**DATASET ROWS:**
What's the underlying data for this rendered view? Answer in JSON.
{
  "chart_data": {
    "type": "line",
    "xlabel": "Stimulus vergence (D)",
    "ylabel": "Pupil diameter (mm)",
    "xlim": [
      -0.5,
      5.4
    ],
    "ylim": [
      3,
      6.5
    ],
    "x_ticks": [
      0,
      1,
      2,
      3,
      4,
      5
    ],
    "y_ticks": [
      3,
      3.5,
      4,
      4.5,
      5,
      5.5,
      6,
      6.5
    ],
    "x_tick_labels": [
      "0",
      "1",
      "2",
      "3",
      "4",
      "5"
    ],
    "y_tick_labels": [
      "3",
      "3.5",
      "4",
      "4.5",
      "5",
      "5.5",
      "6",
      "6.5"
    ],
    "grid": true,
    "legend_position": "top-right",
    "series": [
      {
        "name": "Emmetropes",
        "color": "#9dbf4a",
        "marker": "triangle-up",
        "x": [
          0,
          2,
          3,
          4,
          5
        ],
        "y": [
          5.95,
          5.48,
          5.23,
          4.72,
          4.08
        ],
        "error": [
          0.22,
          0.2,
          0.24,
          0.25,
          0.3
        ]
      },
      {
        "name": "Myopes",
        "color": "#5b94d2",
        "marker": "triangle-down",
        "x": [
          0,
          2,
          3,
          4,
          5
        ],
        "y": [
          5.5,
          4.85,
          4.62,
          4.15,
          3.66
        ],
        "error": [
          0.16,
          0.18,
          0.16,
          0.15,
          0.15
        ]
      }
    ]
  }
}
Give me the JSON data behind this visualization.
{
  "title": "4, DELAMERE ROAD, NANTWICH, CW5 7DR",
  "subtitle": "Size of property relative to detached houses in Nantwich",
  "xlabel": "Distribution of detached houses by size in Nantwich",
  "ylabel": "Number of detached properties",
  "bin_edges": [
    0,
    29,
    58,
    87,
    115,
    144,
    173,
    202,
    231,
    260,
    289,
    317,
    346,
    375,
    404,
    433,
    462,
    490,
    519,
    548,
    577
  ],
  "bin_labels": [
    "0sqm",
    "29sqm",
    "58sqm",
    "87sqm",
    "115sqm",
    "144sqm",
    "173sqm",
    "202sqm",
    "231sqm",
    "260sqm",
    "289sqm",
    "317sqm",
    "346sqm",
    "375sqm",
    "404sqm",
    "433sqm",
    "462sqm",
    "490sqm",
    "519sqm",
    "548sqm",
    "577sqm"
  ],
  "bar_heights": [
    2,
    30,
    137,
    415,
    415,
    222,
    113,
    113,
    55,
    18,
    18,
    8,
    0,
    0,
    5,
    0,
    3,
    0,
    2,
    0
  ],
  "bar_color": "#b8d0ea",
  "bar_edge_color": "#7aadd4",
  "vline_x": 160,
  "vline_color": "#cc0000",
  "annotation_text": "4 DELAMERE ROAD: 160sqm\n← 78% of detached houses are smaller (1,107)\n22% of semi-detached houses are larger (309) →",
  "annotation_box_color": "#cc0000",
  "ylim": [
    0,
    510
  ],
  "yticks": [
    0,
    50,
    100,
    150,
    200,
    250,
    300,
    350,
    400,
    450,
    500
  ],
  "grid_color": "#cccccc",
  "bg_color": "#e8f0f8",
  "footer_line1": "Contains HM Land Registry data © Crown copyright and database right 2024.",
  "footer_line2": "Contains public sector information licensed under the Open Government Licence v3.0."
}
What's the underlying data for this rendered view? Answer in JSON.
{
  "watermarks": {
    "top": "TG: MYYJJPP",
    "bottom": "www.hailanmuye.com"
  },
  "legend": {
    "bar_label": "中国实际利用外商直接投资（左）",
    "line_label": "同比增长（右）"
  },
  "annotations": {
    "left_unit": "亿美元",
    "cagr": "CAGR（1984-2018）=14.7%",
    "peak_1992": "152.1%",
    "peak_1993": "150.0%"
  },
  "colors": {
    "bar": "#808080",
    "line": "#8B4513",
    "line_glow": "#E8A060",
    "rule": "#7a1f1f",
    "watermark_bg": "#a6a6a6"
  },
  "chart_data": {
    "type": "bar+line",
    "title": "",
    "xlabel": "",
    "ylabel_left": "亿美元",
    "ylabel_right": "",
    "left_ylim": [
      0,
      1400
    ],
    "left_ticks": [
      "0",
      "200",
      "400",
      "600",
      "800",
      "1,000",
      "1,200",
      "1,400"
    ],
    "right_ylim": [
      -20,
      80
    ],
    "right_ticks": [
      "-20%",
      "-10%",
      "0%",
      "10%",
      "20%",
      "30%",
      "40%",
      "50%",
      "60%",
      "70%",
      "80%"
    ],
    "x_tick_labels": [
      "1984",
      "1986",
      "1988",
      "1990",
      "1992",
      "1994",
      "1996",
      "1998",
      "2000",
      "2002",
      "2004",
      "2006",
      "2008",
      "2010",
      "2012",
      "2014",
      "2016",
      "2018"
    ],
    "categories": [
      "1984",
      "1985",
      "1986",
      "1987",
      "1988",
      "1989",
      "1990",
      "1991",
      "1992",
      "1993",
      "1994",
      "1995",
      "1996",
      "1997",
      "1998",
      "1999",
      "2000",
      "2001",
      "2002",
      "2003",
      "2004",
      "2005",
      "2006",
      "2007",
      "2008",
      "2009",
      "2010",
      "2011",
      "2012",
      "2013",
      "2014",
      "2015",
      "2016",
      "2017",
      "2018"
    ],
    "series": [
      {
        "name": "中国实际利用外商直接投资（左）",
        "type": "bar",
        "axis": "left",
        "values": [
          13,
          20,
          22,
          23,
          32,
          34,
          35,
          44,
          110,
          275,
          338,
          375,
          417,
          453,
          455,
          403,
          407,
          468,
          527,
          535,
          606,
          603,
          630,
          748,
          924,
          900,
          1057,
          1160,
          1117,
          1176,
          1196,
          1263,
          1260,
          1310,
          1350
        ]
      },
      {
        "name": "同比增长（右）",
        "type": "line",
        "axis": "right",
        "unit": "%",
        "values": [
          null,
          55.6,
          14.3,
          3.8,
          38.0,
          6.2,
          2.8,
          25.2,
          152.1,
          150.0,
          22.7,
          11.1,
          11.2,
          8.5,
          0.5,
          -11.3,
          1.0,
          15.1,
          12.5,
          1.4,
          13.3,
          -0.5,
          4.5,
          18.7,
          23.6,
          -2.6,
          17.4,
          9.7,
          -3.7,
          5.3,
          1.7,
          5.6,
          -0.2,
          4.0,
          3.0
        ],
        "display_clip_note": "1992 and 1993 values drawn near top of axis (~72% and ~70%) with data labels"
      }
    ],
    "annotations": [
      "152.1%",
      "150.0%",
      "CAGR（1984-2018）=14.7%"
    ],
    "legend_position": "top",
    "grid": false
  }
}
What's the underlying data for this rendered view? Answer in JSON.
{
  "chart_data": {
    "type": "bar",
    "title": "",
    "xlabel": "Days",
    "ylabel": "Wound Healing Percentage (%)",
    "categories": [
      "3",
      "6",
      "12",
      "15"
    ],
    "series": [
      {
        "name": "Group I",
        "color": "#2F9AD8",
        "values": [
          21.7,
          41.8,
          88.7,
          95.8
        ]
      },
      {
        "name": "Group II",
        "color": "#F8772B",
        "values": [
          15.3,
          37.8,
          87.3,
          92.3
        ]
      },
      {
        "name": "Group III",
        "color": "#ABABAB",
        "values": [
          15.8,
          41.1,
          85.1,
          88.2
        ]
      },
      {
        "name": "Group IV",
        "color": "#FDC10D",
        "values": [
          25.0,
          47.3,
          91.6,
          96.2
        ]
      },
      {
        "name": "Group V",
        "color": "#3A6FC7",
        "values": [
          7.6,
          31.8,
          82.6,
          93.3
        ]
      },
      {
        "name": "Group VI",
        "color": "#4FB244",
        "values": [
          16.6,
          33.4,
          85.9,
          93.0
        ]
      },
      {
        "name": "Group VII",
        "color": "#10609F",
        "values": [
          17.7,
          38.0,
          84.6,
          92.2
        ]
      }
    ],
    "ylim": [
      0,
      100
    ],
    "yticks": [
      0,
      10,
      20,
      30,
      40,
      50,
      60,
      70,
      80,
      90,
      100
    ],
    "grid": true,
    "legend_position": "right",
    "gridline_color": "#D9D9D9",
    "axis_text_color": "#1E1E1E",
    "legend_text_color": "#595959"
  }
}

**TASK TO COMPLETE:**
Report only the count of lines that include the string "name".

**WRITTEN ANSWER:**
11